- TASK DIRECTIONS
Your job is to restate each entry word for word.

::: DATASET EXCERPTS

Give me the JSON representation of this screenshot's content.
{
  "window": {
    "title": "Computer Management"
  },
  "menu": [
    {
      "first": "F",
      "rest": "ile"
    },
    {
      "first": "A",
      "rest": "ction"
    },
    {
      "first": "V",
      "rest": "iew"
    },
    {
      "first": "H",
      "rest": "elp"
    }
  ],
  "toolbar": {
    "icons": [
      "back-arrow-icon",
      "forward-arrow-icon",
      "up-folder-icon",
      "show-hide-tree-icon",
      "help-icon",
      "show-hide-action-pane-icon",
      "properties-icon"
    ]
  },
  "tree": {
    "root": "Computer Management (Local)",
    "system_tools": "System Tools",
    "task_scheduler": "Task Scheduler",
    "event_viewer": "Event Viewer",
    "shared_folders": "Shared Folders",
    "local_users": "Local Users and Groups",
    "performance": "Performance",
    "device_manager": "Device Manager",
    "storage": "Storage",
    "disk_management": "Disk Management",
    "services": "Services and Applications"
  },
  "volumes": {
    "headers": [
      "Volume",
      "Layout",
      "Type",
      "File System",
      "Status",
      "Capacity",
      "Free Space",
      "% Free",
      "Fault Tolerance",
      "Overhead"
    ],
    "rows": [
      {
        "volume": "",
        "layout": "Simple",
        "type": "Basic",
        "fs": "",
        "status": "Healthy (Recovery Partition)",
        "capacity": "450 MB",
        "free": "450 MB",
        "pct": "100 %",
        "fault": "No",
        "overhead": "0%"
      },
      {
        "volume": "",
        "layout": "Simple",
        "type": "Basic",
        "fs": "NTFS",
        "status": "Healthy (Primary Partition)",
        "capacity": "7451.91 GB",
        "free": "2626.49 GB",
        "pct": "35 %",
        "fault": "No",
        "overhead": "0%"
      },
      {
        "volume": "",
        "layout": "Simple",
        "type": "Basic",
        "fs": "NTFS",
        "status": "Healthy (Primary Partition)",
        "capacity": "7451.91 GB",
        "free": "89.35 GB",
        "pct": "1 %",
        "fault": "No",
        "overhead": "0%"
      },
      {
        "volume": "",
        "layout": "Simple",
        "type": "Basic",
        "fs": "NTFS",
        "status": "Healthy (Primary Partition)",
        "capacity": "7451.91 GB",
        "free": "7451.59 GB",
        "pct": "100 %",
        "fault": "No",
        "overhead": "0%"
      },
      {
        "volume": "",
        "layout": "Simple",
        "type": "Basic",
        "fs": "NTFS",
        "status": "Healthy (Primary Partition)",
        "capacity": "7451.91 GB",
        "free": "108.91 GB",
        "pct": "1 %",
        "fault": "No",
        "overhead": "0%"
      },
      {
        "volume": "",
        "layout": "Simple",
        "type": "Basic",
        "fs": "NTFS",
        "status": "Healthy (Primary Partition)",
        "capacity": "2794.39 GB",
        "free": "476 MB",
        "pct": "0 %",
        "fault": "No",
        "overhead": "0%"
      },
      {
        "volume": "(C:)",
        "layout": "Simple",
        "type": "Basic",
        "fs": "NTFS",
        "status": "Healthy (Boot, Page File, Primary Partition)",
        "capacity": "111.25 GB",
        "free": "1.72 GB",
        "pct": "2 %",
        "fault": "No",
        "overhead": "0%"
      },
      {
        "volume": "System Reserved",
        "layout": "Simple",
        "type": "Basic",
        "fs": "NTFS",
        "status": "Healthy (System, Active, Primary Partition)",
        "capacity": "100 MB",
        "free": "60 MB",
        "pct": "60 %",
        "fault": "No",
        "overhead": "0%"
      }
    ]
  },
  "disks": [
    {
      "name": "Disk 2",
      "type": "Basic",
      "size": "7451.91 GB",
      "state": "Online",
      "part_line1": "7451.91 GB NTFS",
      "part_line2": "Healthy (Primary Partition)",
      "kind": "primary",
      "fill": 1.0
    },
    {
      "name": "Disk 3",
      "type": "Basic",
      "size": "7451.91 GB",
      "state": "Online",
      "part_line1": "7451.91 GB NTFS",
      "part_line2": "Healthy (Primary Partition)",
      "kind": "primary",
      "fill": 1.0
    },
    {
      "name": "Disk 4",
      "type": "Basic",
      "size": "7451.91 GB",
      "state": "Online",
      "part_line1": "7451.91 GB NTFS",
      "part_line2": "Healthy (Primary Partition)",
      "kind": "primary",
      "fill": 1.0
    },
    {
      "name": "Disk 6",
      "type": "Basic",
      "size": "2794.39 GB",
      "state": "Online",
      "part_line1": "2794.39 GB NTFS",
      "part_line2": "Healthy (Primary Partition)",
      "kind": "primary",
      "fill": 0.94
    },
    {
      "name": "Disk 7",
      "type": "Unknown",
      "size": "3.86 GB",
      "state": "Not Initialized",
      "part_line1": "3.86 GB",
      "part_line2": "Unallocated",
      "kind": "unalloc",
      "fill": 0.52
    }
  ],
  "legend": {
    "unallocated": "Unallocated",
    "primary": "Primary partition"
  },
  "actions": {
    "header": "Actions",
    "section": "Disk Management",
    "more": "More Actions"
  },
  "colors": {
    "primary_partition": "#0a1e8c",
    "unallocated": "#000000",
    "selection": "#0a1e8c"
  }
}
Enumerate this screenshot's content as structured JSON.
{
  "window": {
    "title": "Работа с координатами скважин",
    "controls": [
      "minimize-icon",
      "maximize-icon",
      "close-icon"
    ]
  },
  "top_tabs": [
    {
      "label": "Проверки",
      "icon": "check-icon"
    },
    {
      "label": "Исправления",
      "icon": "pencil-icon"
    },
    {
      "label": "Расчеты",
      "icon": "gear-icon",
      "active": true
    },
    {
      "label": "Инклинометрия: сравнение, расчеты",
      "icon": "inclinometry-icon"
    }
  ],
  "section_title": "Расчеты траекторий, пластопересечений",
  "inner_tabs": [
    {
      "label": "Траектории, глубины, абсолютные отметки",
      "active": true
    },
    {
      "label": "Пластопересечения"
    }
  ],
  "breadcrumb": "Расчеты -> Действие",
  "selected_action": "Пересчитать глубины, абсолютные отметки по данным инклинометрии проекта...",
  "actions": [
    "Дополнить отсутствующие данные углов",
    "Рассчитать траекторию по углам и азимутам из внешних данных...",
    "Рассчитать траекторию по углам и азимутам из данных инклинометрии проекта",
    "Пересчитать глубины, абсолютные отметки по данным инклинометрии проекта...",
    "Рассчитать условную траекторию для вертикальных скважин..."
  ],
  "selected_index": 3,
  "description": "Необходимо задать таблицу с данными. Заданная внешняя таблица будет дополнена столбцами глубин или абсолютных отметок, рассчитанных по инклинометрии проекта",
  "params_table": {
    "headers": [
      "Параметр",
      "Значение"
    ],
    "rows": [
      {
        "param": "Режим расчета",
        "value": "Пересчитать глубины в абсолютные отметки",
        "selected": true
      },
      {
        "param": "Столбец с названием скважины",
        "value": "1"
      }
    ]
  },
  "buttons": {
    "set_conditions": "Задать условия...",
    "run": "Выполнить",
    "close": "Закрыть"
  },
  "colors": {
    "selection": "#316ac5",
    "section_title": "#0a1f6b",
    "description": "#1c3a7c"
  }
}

::::::

- CORRECT ANSWER
Give me the JSON representation of this screenshot's content.
{
  "window": {
    "title": "Computer Management"
  },
  "menu": [
    {
      "first": "F",
      "rest": "ile"
    },
    {
      "first": "A",
      "rest": "ction"
    },
    {
      "first": "V",
      "rest": "iew"
    },
    {
      "first": "H",
      "rest": "elp"
    }
  ],
  "toolbar": {
    "icons": [
      "back-arrow-icon",
      "forward-arrow-icon",
      "up-folder-icon",
      "show-hide-tree-icon",
      "help-icon",
      "show-hide-action-pane-icon",
      "properties-icon"
    ]
  },
  "tree": {
    "root": "Computer Management (Local)",
    "system_tools": "System Tools",
    "task_scheduler": "Task Scheduler",
    "event_viewer": "Event Viewer",
    "shared_folders": "Shared Folders",
    "local_users": "Local Users and Groups",
    "performance": "Performance",
    "device_manager": "Device Manager",
    "storage": "Storage",
    "disk_management": "Disk Management",
    "services": "Services and Applications"
  },
  "volumes": {
    "headers": [
      "Volume",
      "Layout",
      "Type",
      "File System",
      "Status",
      "Capacity",
      "Free Space",
      "% Free",
      "Fault Tolerance",
      "Overhead"
    ],
    "rows": [
      {
        "volume": "",
        "layout": "Simple",
        "type": "Basic",
        "fs": "",
        "status": "Healthy (Recovery Partition)",
        "capacity": "450 MB",
        "free": "450 MB",
        "pct": "100 %",
        "fault": "No",
        "overhead": "0%"
      },
      {
        "volume": "",
        "layout": "Simple",
        "type": "Basic",
        "fs": "NTFS",
        "status": "Healthy (Primary Partition)",
        "capacity": "7451.91 GB",
        "free": "2626.49 GB",
        "pct": "35 %",
        "fault": "No",
        "overhead": "0%"
      },
      {
        "volume": "",
        "layout": "Simple",
        "type": "Basic",
        "fs": "NTFS",
        "status": "Healthy (Primary Partition)",
        "capacity": "7451.91 GB",
        "free": "89.35 GB",
        "pct": "1 %",
        "fault": "No",
        "overhead": "0%"
      },
      {
        "volume": "",
        "layout": "Simple",
        "type": "Basic",
        "fs": "NTFS",
        "status": "Healthy (Primary Partition)",
        "capacity": "7451.91 GB",
        "free": "7451.59 GB",
        "pct": "100 %",
        "fault": "No",
        "overhead": "0%"
      },
      {
        "volume": "",
        "layout": "Simple",
        "type": "Basic",
        "fs": "NTFS",
        "status": "Healthy (Primary Partition)",
        "capacity": "7451.91 GB",
        "free": "108.91 GB",
        "pct": "1 %",
        "fault": "No",
        "overhead": "0%"
      },
      {
        "volume": "",
        "layout": "Simple",
        "type": "Basic",
        "fs": "NTFS",
        "status": "Healthy (Primary Partition)",
        "capacity": "2794.39 GB",
        "free": "476 MB",
        "pct": "0 %",
        "fault": "No",
        "overhead": "0%"
      },
      {
        "volume": "(C:)",
        "layout": "Simple",
        "type": "Basic",
        "fs": "NTFS",
        "status": "Healthy (Boot, Page File, Primary Partition)",
        "capacity": "111.25 GB",
        "free": "1.72 GB",
        "pct": "2 %",
        "fault": "No",
        "overhead": "0%"
      },
      {
        "volume": "System Reserved",
        "layout": "Simple",
        "type": "Basic",
        "fs": "NTFS",
        "status": "Healthy (System, Active, Primary Partition)",
        "capacity": "100 MB",
        "free": "60 MB",
        "pct": "60 %",
        "fault": "No",
        "overhead": "0%"
      }
    ]
  },
  "disks": [
    {
      "name": "Disk 2",
      "type": "Basic",
      "size": "7451.91 GB",
      "state": "Online",
      "part_line1": "7451.91 GB NTFS",
      "part_line2": "Healthy (Primary Partition)",
      "kind": "primary",
      "fill": 1.0
    },
    {
      "name": "Disk 3",
      "type": "Basic",
      "size": "7451.91 GB",
      "state": "Online",
      "part_line1": "7451.91 GB NTFS",
      "part_line2": "Healthy (Primary Partition)",
      "kind": "primary",
      "fill": 1.0
    },
    {
      "name": "Disk 4",
      "type": "Basic",
      "size": "7451.91 GB",
      "state": "Online",
      "part_line1": "7451.91 GB NTFS",
      "part_line2": "Healthy (Primary Partition)",
      "kind": "primary",
      "fill": 1.0
    },
    {
      "name": "Disk 6",
      "type": "Basic",
      "size": "2794.39 GB",
      "state": "Online",
      "part_line1": "2794.39 GB NTFS",
      "part_line2": "Healthy (Primary Partition)",
      "kind": "primary",
      "fill": 0.94
    },
    {
      "name": "Disk 7",
      "type": "Unknown",
      "size": "3.86 GB",
      "state": "Not Initialized",
      "part_line1": "3.86 GB",
      "part_line2": "Unallocated",
      "kind": "unalloc",
      "fill": 0.52
    }
  ],
  "legend": {
    "unallocated": "Unallocated",
    "primary": "Primary partition"
  },
  "actions": {
    "header": "Actions",
    "section": "Disk Management",
    "more": "More Actions"
  },
  "colors": {
    "primary_partition": "#0a1e8c",
    "unallocated": "#000000",
    "selection": "#0a1e8c"
  }
}
Enumerate this screenshot's content as structured JSON.
{
  "window": {
    "title": "Работа с координатами скважин",
    "controls": [
      "minimize-icon",
      "maximize-icon",
      "close-icon"
    ]
  },
  "top_tabs": [
    {
      "label": "Проверки",
      "icon": "check-icon"
    },
    {
      "label": "Исправления",
      "icon": "pencil-icon"
    },
    {
      "label": "Расчеты",
      "icon": "gear-icon",
      "active": true
    },
    {
      "label": "Инклинометрия: сравнение, расчеты",
      "icon": "inclinometry-icon"
    }
  ],
  "section_title": "Расчеты траекторий, пластопересечений",
  "inner_tabs": [
    {
      "label": "Траектории, глубины, абсолютные отметки",
      "active": true
    },
    {
      "label": "Пластопересечения"
    }
  ],
  "breadcrumb": "Расчеты -> Действие",
  "selected_action": "Пересчитать глубины, абсолютные отметки по данным инклинометрии проекта...",
  "actions": [
    "Дополнить отсутствующие данные углов",
    "Рассчитать траекторию по углам и азимутам из внешних данных...",
    "Рассчитать траекторию по углам и азимутам из данных инклинометрии проекта",
    "Пересчитать глубины, абсолютные отметки по данным инклинометрии проекта...",
    "Рассчитать условную траекторию для вертикальных скважин..."
  ],
  "selected_index": 3,
  "description": "Необходимо задать таблицу с данными. Заданная внешняя таблица будет дополнена столбцами глубин или абсолютных отметок, рассчитанных по инклинометрии проекта",
  "params_table": {
    "headers": [
      "Параметр",
      "Значение"
    ],
    "rows": [
      {
        "param": "Режим расчета",
        "value": "Пересчитать глубины в абсолютные отметки",
        "selected": true
      },
      {
        "param": "Столбец с названием скважины",
        "value": "1"
      }
    ]
  },
  "buttons": {
    "set_conditions": "Задать условия...",
    "run": "Выполнить",
    "close": "Закрыть"
  },
  "colors": {
    "selection": "#316ac5",
    "section_title": "#0a1f6b",
    "description": "#1c3a7c"
  }
}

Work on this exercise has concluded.